▶ Data rows
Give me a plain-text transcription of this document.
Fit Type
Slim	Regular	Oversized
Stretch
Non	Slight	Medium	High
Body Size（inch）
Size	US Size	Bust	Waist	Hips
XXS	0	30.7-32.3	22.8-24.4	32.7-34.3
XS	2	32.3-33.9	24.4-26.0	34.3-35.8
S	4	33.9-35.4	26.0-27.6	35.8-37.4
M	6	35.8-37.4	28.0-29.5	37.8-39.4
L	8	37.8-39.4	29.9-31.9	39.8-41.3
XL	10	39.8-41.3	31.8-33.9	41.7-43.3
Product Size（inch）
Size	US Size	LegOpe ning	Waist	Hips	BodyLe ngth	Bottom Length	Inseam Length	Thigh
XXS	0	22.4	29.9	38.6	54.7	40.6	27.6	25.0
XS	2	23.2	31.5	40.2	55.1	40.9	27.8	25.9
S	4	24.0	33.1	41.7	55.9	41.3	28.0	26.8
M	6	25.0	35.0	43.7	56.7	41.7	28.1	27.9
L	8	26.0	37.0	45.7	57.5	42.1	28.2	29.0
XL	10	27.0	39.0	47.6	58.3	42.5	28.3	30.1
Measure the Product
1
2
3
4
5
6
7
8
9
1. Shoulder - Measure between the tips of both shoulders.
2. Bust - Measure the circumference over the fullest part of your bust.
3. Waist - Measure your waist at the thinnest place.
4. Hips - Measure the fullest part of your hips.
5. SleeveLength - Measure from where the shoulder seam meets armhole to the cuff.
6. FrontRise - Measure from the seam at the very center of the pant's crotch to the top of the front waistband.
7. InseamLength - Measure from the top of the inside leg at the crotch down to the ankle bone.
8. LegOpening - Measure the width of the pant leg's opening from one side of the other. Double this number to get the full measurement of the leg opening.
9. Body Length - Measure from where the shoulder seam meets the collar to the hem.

▶ Exercise task
Repeat the lines above exactly.

▶ Response
Give me a plain-text transcription of this document.
Fit Type
Slim	Regular	Oversized
Stretch
Non	Slight	Medium	High
Body Size（inch）
Size	US Size	Bust	Waist	Hips
XXS	0	30.7-32.3	22.8-24.4	32.7-34.3
XS	2	32.3-33.9	24.4-26.0	34.3-35.8
S	4	33.9-35.4	26.0-27.6	35.8-37.4
M	6	35.8-37.4	28.0-29.5	37.8-39.4
L	8	37.8-39.4	29.9-31.9	39.8-41.3
XL	10	39.8-41.3	31.8-33.9	41.7-43.3
Product Size（inch）
Size	US Size	LegOpe ning	Waist	Hips	BodyLe ngth	Bottom Length	Inseam Length	Thigh
XXS	0	22.4	29.9	38.6	54.7	40.6	27.6	25.0
XS	2	23.2	31.5	40.2	55.1	40.9	27.8	25.9
S	4	24.0	33.1	41.7	55.9	41.3	28.0	26.8
M	6	25.0	35.0	43.7	56.7	41.7	28.1	27.9
L	8	26.0	37.0	45.7	57.5	42.1	28.2	29.0
XL	10	27.0	39.0	47.6	58.3	42.5	28.3	30.1
Measure the Product
1
2
3
4
5
6
7
8
9
1. Shoulder - Measure between the tips of both shoulders.
2. Bust - Measure the circumference over the fullest part of your bust.
3. Waist - Measure your waist at the thinnest place.
4. Hips - Measure the fullest part of your hips.
5. SleeveLength - Measure from where the shoulder seam meets armhole to the cuff.
6. FrontRise - Measure from the seam at the very center of the pant's crotch to the top of the front waistband.
7. InseamLength - Measure from the top of the inside leg at the crotch down to the ankle bone.
8. LegOpening - Measure the width of the pant leg's opening from one side of the other. Double this number to get the full measurement of the leg opening.
9. Body Length - Measure from where the shoulder seam meets the collar to the hem.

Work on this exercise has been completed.